SUPPLIED RECORDS:
# # # # # # #
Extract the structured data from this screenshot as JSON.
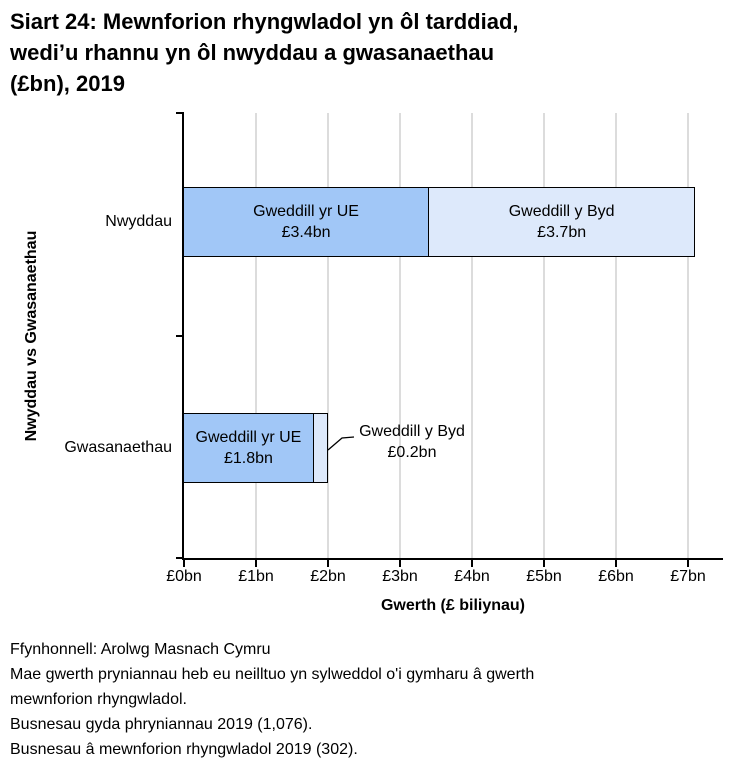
{
  "title": {
    "lines": [
      "Siart 24: Mewnforion rhyngwladol yn ôl tarddiad,",
      "wedi’u rhannu yn ôl nwyddau a gwasanaethau",
      "(£bn), 2019"
    ]
  },
  "chart_data": {
    "type": "bar",
    "orientation": "horizontal",
    "stacked": true,
    "title": "Siart 24: Mewnforion rhyngwladol yn ôl tarddiad, wedi’u rhannu yn ôl nwyddau a gwasanaethau (£bn), 2019",
    "categories": [
      "Nwyddau",
      "Gwasanaethau"
    ],
    "series": [
      {
        "name": "Gweddill yr UE",
        "values": [
          3.4,
          1.8
        ],
        "value_labels": [
          "£3.4bn",
          "£1.8bn"
        ],
        "color": "#A1C7F7"
      },
      {
        "name": "Gweddill y Byd",
        "values": [
          3.7,
          0.2
        ],
        "value_labels": [
          "£3.7bn",
          "£0.2bn"
        ],
        "color": "#DDE9FB"
      }
    ],
    "xlabel": "Gwerth (£ biliynau)",
    "ylabel": "Nwyddau vs Gwasanaethau",
    "xlim": [
      0,
      7.5
    ],
    "x_ticks": [
      0,
      1,
      2,
      3,
      4,
      5,
      6,
      7
    ],
    "x_tick_labels": [
      "£0bn",
      "£1bn",
      "£2bn",
      "£3bn",
      "£4bn",
      "£5bn",
      "£6bn",
      "£7bn"
    ],
    "grid": "vertical-light-gray",
    "gridline_color": "#DCDCDC",
    "annotation": {
      "line1": "Gweddill y Byd",
      "line2": "£0.2bn",
      "points_to": "Gwasanaethau — Gweddill y Byd segment"
    }
  },
  "footer": {
    "lines": [
      "Ffynhonnell: Arolwg Masnach Cymru",
      "Mae gwerth pryniannau heb eu neilltuo yn sylweddol o'i gymharu â gwerth",
      "mewnforion rhyngwladol.",
      "Busnesau gyda phryniannau 2019 (1,076).",
      "Busnesau â mewnforion rhyngwladol 2019 (302)."
    ]
  }
}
# # # # # # #
GIVEN PROBLEM:
Output, exactly, all the records above; include no pictures.

TASK RESPONSE:
Extract the structured data from this screenshot as JSON.
{
  "title": {
    "lines": [
      "Siart 24: Mewnforion rhyngwladol yn ôl tarddiad,",
      "wedi’u rhannu yn ôl nwyddau a gwasanaethau",
      "(£bn), 2019"
    ]
  },
  "chart_data": {
    "type": "bar",
    "orientation": "horizontal",
    "stacked": true,
    "title": "Siart 24: Mewnforion rhyngwladol yn ôl tarddiad, wedi’u rhannu yn ôl nwyddau a gwasanaethau (£bn), 2019",
    "categories": [
      "Nwyddau",
      "Gwasanaethau"
    ],
    "series": [
      {
        "name": "Gweddill yr UE",
        "values": [
          3.4,
          1.8
        ],
        "value_labels": [
          "£3.4bn",
          "£1.8bn"
        ],
        "color": "#A1C7F7"
      },
      {
        "name": "Gweddill y Byd",
        "values": [
          3.7,
          0.2
        ],
        "value_labels": [
          "£3.7bn",
          "£0.2bn"
        ],
        "color": "#DDE9FB"
      }
    ],
    "xlabel": "Gwerth (£ biliynau)",
    "ylabel": "Nwyddau vs Gwasanaethau",
    "xlim": [
      0,
      7.5
    ],
    "x_ticks": [
      0,
      1,
      2,
      3,
      4,
      5,
      6,
      7
    ],
    "x_tick_labels": [
      "£0bn",
      "£1bn",
      "£2bn",
      "£3bn",
      "£4bn",
      "£5bn",
      "£6bn",
      "£7bn"
    ],
    "grid": "vertical-light-gray",
    "gridline_color": "#DCDCDC",
    "annotation": {
      "line1": "Gweddill y Byd",
      "line2": "£0.2bn",
      "points_to": "Gwasanaethau — Gweddill y Byd segment"
    }
  },
  "footer": {
    "lines": [
      "Ffynhonnell: Arolwg Masnach Cymru",
      "Mae gwerth pryniannau heb eu neilltuo yn sylweddol o'i gymharu â gwerth",
      "mewnforion rhyngwladol.",
      "Busnesau gyda phryniannau 2019 (1,076).",
      "Busnesau â mewnforion rhyngwladol 2019 (302)."
    ]
  }
}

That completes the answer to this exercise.